§ **Arbeitsauftrag**: Stelle sämtliche Zeilen der folgenden Datensätze als Markdown-Tabelle mit den Spalten „Nr.“ und „Zeileninhalt“ dar. Leerzeilen werden dabei ausgelassen.

§ **Datensätze zur Aufgabe**:
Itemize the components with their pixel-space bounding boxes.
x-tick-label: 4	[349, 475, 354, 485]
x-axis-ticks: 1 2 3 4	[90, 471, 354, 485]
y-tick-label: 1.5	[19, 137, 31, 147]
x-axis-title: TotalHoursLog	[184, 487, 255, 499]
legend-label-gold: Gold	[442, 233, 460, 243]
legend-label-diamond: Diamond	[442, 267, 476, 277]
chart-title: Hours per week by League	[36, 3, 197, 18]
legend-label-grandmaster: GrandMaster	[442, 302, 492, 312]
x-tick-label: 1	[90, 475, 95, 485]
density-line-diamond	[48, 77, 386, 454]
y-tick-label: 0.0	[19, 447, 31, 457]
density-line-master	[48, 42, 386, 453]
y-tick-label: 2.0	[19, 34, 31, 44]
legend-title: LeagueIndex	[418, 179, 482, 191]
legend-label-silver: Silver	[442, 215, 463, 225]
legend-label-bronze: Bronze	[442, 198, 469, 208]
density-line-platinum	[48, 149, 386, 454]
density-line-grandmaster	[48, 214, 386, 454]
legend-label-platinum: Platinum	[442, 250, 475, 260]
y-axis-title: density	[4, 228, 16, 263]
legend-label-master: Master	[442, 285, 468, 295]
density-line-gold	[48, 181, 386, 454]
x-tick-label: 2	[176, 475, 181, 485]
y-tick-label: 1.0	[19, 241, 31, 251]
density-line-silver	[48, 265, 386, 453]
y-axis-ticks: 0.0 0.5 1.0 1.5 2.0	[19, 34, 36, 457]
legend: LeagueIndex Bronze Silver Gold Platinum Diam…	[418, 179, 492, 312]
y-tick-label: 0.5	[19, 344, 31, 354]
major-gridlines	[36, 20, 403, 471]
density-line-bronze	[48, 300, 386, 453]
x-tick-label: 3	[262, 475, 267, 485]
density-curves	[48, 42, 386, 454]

§ **Lösung der Aufgabe**:
| Nr. | Zeileninhalt |
|---|---|
| 1 | Itemize the components with their pixel-space bounding boxes. |
| 2 | x-tick-label: 4	[349, 475, 354, 485] |
| 3 | x-axis-ticks: 1 2 3 4	[90, 471, 354, 485] |
| 4 | y-tick-label: 1.5	[19, 137, 31, 147] |
| 5 | x-axis-title: TotalHoursLog	[184, 487, 255, 499] |
| 6 | legend-label-gold: Gold	[442, 233, 460, 243] |
| 7 | legend-label-diamond: Diamond	[442, 267, 476, 277] |
| 8 | chart-title: Hours per week by League	[36, 3, 197, 18] |
| 9 | legend-label-grandmaster: GrandMaster	[442, 302, 492, 312] |
| 10 | x-tick-label: 1	[90, 475, 95, 485] |
| 11 | density-line-diamond	[48, 77, 386, 454] |
| 12 | y-tick-label: 0.0	[19, 447, 31, 457] |
| 13 | density-line-master	[48, 42, 386, 453] |
| 14 | y-tick-label: 2.0	[19, 34, 31, 44] |
| 15 | legend-title: LeagueIndex	[418, 179, 482, 191] |
| 16 | legend-label-silver: Silver	[442, 215, 463, 225] |
| 17 | legend-label-bronze: Bronze	[442, 198, 469, 208] |
| 18 | density-line-platinum	[48, 149, 386, 454] |
| 19 | density-line-grandmaster	[48, 214, 386, 454] |
| 20 | legend-label-platinum: Platinum	[442, 250, 475, 260] |
| 21 | y-axis-title: density	[4, 228, 16, 263] |
| 22 | legend-label-master: Master	[442, 285, 468, 295] |
| 23 | density-line-gold	[48, 181, 386, 454] |
| 24 | x-tick-label: 2	[176, 475, 181, 485] |
| 25 | y-tick-label: 1.0	[19, 241, 31, 251] |
| 26 | density-line-silver	[48, 265, 386, 453] |
| 27 | y-axis-ticks: 0.0 0.5 1.0 1.5 2.0	[19, 34, 36, 457] |
| 28 | legend: LeagueIndex Bronze Silver Gold Platinum Diam…	[418, 179, 492, 312] |
| 29 | y-tick-label: 0.5	[19, 344, 31, 354] |
| 30 | major-gridlines	[36, 20, 403, 471] |
| 31 | density-line-bronze	[48, 300, 386, 453] |
| 32 | x-tick-label: 3	[262, 475, 267, 485] |
| 33 | density-curves	[48, 42, 386, 454] |